- [THE TASK] Please restate the following records word for word.

- [RECORDS FOR THE EXERCISE]
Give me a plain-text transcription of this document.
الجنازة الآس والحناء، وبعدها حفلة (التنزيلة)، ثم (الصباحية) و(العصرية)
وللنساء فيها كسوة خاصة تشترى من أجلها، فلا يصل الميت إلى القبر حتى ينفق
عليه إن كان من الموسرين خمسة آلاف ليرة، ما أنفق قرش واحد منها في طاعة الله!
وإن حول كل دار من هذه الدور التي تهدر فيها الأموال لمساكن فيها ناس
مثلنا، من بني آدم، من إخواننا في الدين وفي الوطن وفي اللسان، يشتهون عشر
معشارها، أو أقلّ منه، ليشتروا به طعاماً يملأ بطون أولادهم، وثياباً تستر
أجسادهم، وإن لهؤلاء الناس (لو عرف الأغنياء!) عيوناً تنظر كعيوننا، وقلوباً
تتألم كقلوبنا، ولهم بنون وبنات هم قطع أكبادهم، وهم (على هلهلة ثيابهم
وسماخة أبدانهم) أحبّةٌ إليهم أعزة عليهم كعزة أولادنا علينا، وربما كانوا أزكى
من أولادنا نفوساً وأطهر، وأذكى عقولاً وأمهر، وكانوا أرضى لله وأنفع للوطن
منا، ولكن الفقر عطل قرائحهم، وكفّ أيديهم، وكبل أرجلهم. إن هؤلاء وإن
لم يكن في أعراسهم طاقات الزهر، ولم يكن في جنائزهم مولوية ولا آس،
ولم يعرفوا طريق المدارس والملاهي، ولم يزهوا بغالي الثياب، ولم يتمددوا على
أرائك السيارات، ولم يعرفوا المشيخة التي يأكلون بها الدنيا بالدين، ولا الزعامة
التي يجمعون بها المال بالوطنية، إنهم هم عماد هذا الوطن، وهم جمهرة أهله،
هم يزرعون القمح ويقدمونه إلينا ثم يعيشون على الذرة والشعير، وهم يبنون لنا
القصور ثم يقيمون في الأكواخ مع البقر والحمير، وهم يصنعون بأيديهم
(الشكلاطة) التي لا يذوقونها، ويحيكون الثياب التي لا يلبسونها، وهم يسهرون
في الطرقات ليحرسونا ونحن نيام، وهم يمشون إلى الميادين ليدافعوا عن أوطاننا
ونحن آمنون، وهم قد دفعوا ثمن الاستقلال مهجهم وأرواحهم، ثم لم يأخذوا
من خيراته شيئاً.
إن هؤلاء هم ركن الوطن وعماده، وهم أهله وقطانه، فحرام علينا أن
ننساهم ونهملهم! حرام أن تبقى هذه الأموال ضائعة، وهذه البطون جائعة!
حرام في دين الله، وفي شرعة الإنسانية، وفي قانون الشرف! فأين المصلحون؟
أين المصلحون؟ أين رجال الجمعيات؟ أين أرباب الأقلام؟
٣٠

- [WRITTEN REPLY]
Give me a plain-text transcription of this document.
الجنازة الآس والحناء، وبعدها حفلة (التنزيلة)، ثم (الصباحية) و(العصرية)
وللنساء فيها كسوة خاصة تشترى من أجلها، فلا يصل الميت إلى القبر حتى ينفق
عليه إن كان من الموسرين خمسة آلاف ليرة، ما أنفق قرش واحد منها في طاعة الله!
وإن حول كل دار من هذه الدور التي تهدر فيها الأموال لمساكن فيها ناس
مثلنا، من بني آدم، من إخواننا في الدين وفي الوطن وفي اللسان، يشتهون عشر
معشارها، أو أقلّ منه، ليشتروا به طعاماً يملأ بطون أولادهم، وثياباً تستر
أجسادهم، وإن لهؤلاء الناس (لو عرف الأغنياء!) عيوناً تنظر كعيوننا، وقلوباً
تتألم كقلوبنا، ولهم بنون وبنات هم قطع أكبادهم، وهم (على هلهلة ثيابهم
وسماخة أبدانهم) أحبّةٌ إليهم أعزة عليهم كعزة أولادنا علينا، وربما كانوا أزكى
من أولادنا نفوساً وأطهر، وأذكى عقولاً وأمهر، وكانوا أرضى لله وأنفع للوطن
منا، ولكن الفقر عطل قرائحهم، وكفّ أيديهم، وكبل أرجلهم. إن هؤلاء وإن
لم يكن في أعراسهم طاقات الزهر، ولم يكن في جنائزهم مولوية ولا آس،
ولم يعرفوا طريق المدارس والملاهي، ولم يزهوا بغالي الثياب، ولم يتمددوا على
أرائك السيارات، ولم يعرفوا المشيخة التي يأكلون بها الدنيا بالدين، ولا الزعامة
التي يجمعون بها المال بالوطنية، إنهم هم عماد هذا الوطن، وهم جمهرة أهله،
هم يزرعون القمح ويقدمونه إلينا ثم يعيشون على الذرة والشعير، وهم يبنون لنا
القصور ثم يقيمون في الأكواخ مع البقر والحمير، وهم يصنعون بأيديهم
(الشكلاطة) التي لا يذوقونها، ويحيكون الثياب التي لا يلبسونها، وهم يسهرون
في الطرقات ليحرسونا ونحن نيام، وهم يمشون إلى الميادين ليدافعوا عن أوطاننا
ونحن آمنون، وهم قد دفعوا ثمن الاستقلال مهجهم وأرواحهم، ثم لم يأخذوا
من خيراته شيئاً.
إن هؤلاء هم ركن الوطن وعماده، وهم أهله وقطانه، فحرام علينا أن
ننساهم ونهملهم! حرام أن تبقى هذه الأموال ضائعة، وهذه البطون جائعة!
حرام في دين الله، وفي شرعة الإنسانية، وفي قانون الشرف! فأين المصلحون؟
أين المصلحون؟ أين رجال الجمعيات؟ أين أرباب الأقلام؟
٣٠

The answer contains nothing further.